Give every line again exactly as it appears, please, but not the pictures.

* * *

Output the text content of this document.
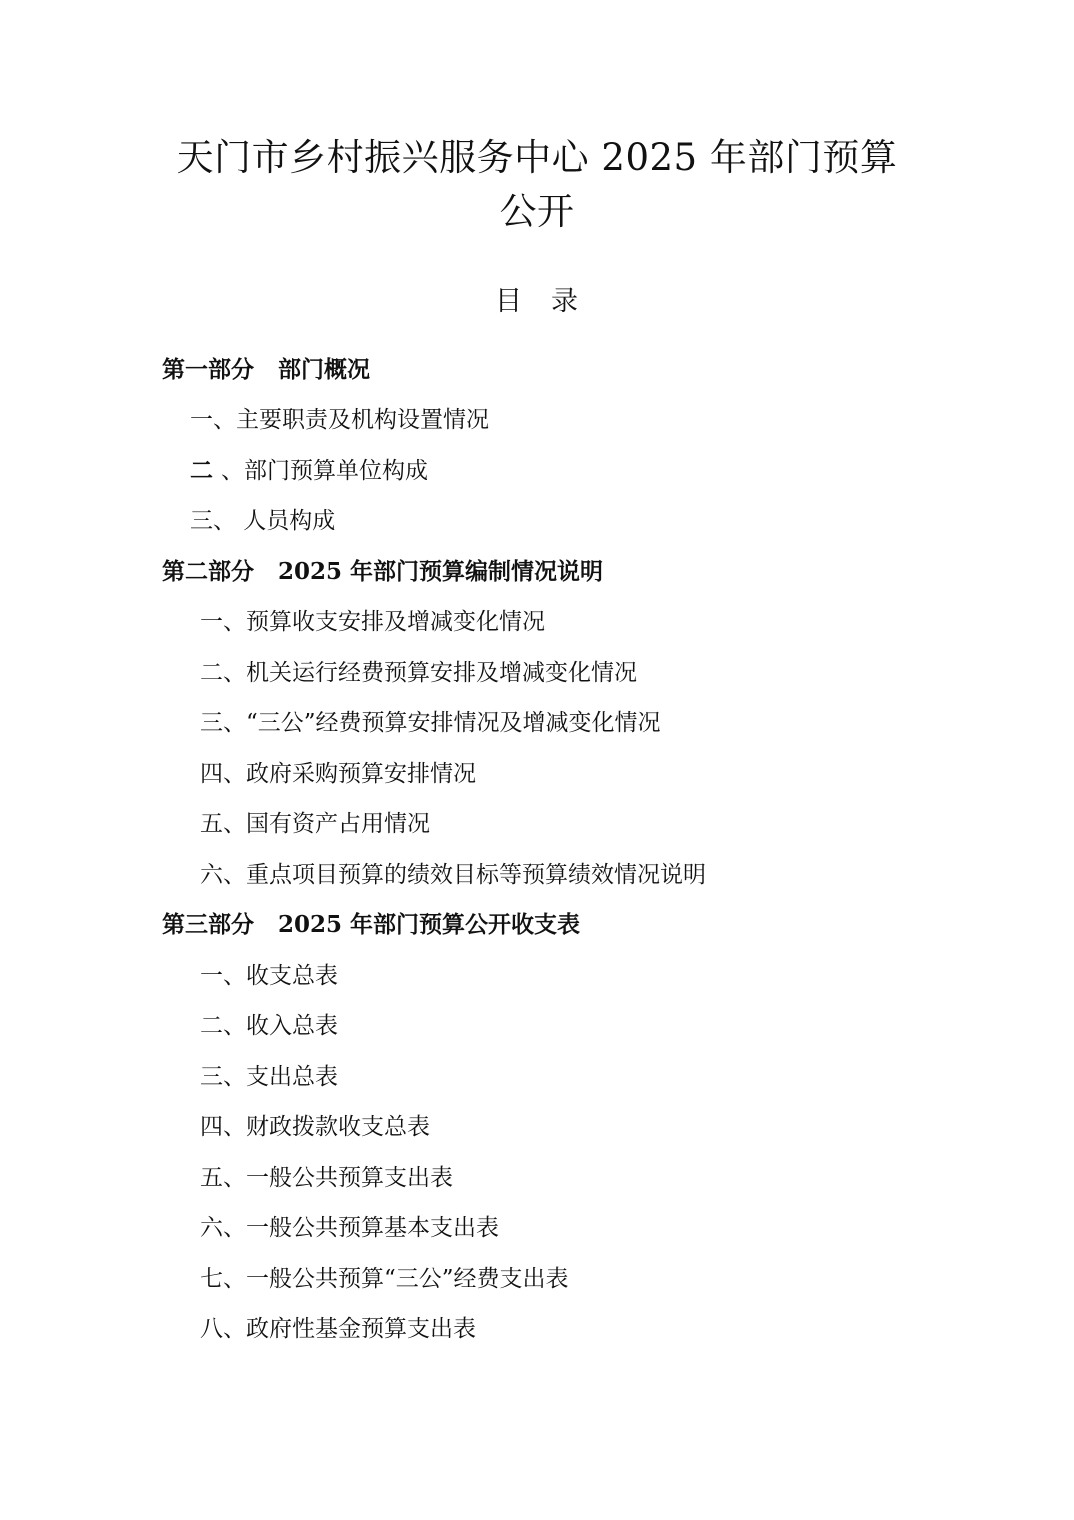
天门市乡村振兴服务中心 2025 年部门预算
公开
目 录
第一部分 部门概况
一、主要职责及机构设置情况
二 、部门预算单位构成
三、 人员构成
第二部分 2025 年部门预算编制情况说明
一、预算收支安排及增减变化情况
二、机关运行经费预算安排及增减变化情况
三、“三公”经费预算安排情况及增减变化情况
四、政府采购预算安排情况
五、国有资产占用情况
六、重点项目预算的绩效目标等预算绩效情况说明
第三部分 2025 年部门预算公开收支表
一、收支总表
二、收入总表
三、支出总表
四、财政拨款收支总表
五、一般公共预算支出表
六、一般公共预算基本支出表
七、一般公共预算“三公”经费支出表
八、政府性基金预算支出表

* * *

> _Solution for this task_:
Output the text content of this document.
天门市乡村振兴服务中心 2025 年部门预算
公开
目 录
第一部分 部门概况
一、主要职责及机构设置情况
二 、部门预算单位构成
三、 人员构成
第二部分 2025 年部门预算编制情况说明
一、预算收支安排及增减变化情况
二、机关运行经费预算安排及增减变化情况
三、“三公”经费预算安排情况及增减变化情况
四、政府采购预算安排情况
五、国有资产占用情况
六、重点项目预算的绩效目标等预算绩效情况说明
第三部分 2025 年部门预算公开收支表
一、收支总表
二、收入总表
三、支出总表
四、财政拨款收支总表
五、一般公共预算支出表
六、一般公共预算基本支出表
七、一般公共预算“三公”经费支出表
八、政府性基金预算支出表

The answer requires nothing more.